Extract each line of the data below exactly as written.

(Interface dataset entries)
════════════════════

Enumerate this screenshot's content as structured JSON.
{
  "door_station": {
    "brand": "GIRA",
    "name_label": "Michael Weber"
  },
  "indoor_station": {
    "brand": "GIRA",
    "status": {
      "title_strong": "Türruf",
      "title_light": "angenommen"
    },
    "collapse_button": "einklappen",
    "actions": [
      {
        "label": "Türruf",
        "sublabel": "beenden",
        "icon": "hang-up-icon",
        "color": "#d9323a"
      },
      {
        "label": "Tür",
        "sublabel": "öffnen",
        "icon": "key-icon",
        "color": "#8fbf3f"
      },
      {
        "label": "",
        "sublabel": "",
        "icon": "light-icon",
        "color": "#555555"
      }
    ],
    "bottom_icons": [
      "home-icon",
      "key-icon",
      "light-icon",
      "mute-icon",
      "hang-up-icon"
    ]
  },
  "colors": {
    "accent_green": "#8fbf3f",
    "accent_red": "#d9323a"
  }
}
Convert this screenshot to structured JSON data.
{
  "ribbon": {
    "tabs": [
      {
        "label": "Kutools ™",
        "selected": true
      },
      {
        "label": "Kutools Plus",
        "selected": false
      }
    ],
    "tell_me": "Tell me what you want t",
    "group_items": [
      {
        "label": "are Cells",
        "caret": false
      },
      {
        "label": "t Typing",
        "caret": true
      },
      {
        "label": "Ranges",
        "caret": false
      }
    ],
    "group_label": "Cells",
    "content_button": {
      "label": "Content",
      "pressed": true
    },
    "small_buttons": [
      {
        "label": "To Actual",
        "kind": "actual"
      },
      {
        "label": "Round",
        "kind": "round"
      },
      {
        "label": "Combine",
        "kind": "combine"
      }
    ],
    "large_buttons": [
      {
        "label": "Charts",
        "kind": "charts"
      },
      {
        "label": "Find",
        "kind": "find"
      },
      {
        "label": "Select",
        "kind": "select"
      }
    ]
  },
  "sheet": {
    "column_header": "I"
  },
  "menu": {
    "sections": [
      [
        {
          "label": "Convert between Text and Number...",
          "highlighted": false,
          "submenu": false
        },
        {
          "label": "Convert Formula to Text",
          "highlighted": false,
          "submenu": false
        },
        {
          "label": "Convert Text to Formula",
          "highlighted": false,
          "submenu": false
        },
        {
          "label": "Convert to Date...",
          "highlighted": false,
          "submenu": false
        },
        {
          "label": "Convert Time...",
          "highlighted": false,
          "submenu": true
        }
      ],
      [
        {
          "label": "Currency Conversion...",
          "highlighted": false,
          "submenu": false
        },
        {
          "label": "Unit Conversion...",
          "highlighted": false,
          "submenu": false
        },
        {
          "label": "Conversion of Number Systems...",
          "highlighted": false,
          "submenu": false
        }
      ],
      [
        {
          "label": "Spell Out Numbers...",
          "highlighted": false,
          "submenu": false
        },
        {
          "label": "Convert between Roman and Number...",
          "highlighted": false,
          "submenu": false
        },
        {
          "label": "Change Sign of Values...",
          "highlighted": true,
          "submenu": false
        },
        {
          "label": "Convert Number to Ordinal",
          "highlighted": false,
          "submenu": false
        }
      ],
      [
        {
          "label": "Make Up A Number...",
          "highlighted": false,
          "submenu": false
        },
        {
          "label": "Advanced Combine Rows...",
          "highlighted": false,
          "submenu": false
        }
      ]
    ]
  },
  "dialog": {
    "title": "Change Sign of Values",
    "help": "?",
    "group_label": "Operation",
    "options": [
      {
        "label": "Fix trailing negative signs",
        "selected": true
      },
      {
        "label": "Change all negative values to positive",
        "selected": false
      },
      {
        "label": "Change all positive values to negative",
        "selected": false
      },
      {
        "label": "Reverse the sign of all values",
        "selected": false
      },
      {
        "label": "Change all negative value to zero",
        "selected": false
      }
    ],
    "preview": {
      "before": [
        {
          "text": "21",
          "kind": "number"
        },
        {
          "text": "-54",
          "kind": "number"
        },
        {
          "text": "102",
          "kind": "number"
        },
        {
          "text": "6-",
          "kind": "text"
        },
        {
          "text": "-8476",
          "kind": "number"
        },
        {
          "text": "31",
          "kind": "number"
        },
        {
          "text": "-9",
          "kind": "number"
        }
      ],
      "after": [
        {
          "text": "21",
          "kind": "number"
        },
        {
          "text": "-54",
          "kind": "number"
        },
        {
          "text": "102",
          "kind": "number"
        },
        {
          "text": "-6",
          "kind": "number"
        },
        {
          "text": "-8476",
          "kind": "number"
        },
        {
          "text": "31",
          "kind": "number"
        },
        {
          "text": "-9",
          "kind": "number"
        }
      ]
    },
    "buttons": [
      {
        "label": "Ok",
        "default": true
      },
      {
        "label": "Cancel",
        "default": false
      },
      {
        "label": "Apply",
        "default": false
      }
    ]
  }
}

════════════════════

(Answer for the task)
Enumerate this screenshot's content as structured JSON.
{
  "door_station": {
    "brand": "GIRA",
    "name_label": "Michael Weber"
  },
  "indoor_station": {
    "brand": "GIRA",
    "status": {
      "title_strong": "Türruf",
      "title_light": "angenommen"
    },
    "collapse_button": "einklappen",
    "actions": [
      {
        "label": "Türruf",
        "sublabel": "beenden",
        "icon": "hang-up-icon",
        "color": "#d9323a"
      },
      {
        "label": "Tür",
        "sublabel": "öffnen",
        "icon": "key-icon",
        "color": "#8fbf3f"
      },
      {
        "label": "",
        "sublabel": "",
        "icon": "light-icon",
        "color": "#555555"
      }
    ],
    "bottom_icons": [
      "home-icon",
      "key-icon",
      "light-icon",
      "mute-icon",
      "hang-up-icon"
    ]
  },
  "colors": {
    "accent_green": "#8fbf3f",
    "accent_red": "#d9323a"
  }
}
Convert this screenshot to structured JSON data.
{
  "ribbon": {
    "tabs": [
      {
        "label": "Kutools ™",
        "selected": true
      },
      {
        "label": "Kutools Plus",
        "selected": false
      }
    ],
    "tell_me": "Tell me what you want t",
    "group_items": [
      {
        "label": "are Cells",
        "caret": false
      },
      {
        "label": "t Typing",
        "caret": true
      },
      {
        "label": "Ranges",
        "caret": false
      }
    ],
    "group_label": "Cells",
    "content_button": {
      "label": "Content",
      "pressed": true
    },
    "small_buttons": [
      {
        "label": "To Actual",
        "kind": "actual"
      },
      {
        "label": "Round",
        "kind": "round"
      },
      {
        "label": "Combine",
        "kind": "combine"
      }
    ],
    "large_buttons": [
      {
        "label": "Charts",
        "kind": "charts"
      },
      {
        "label": "Find",
        "kind": "find"
      },
      {
        "label": "Select",
        "kind": "select"
      }
    ]
  },
  "sheet": {
    "column_header": "I"
  },
  "menu": {
    "sections": [
      [
        {
          "label": "Convert between Text and Number...",
          "highlighted": false,
          "submenu": false
        },
        {
          "label": "Convert Formula to Text",
          "highlighted": false,
          "submenu": false
        },
        {
          "label": "Convert Text to Formula",
          "highlighted": false,
          "submenu": false
        },
        {
          "label": "Convert to Date...",
          "highlighted": false,
          "submenu": false
        },
        {
          "label": "Convert Time...",
          "highlighted": false,
          "submenu": true
        }
      ],
      [
        {
          "label": "Currency Conversion...",
          "highlighted": false,
          "submenu": false
        },
        {
          "label": "Unit Conversion...",
          "highlighted": false,
          "submenu": false
        },
        {
          "label": "Conversion of Number Systems...",
          "highlighted": false,
          "submenu": false
        }
      ],
      [
        {
          "label": "Spell Out Numbers...",
          "highlighted": false,
          "submenu": false
        },
        {
          "label": "Convert between Roman and Number...",
          "highlighted": false,
          "submenu": false
        },
        {
          "label": "Change Sign of Values...",
          "highlighted": true,
          "submenu": false
        },
        {
          "label": "Convert Number to Ordinal",
          "highlighted": false,
          "submenu": false
        }
      ],
      [
        {
          "label": "Make Up A Number...",
          "highlighted": false,
          "submenu": false
        },
        {
          "label": "Advanced Combine Rows...",
          "highlighted": false,
          "submenu": false
        }
      ]
    ]
  },
  "dialog": {
    "title": "Change Sign of Values",
    "help": "?",
    "group_label": "Operation",
    "options": [
      {
        "label": "Fix trailing negative signs",
        "selected": true
      },
      {
        "label": "Change all negative values to positive",
        "selected": false
      },
      {
        "label": "Change all positive values to negative",
        "selected": false
      },
      {
        "label": "Reverse the sign of all values",
        "selected": false
      },
      {
        "label": "Change all negative value to zero",
        "selected": false
      }
    ],
    "preview": {
      "before": [
        {
          "text": "21",
          "kind": "number"
        },
        {
          "text": "-54",
          "kind": "number"
        },
        {
          "text": "102",
          "kind": "number"
        },
        {
          "text": "6-",
          "kind": "text"
        },
        {
          "text": "-8476",
          "kind": "number"
        },
        {
          "text": "31",
          "kind": "number"
        },
        {
          "text": "-9",
          "kind": "number"
        }
      ],
      "after": [
        {
          "text": "21",
          "kind": "number"
        },
        {
          "text": "-54",
          "kind": "number"
        },
        {
          "text": "102",
          "kind": "number"
        },
        {
          "text": "-6",
          "kind": "number"
        },
        {
          "text": "-8476",
          "kind": "number"
        },
        {
          "text": "31",
          "kind": "number"
        },
        {
          "text": "-9",
          "kind": "number"
        }
      ]
    },
    "buttons": [
      {
        "label": "Ok",
        "default": true
      },
      {
        "label": "Cancel",
        "default": false
      },
      {
        "label": "Apply",
        "default": false
      }
    ]
  }
}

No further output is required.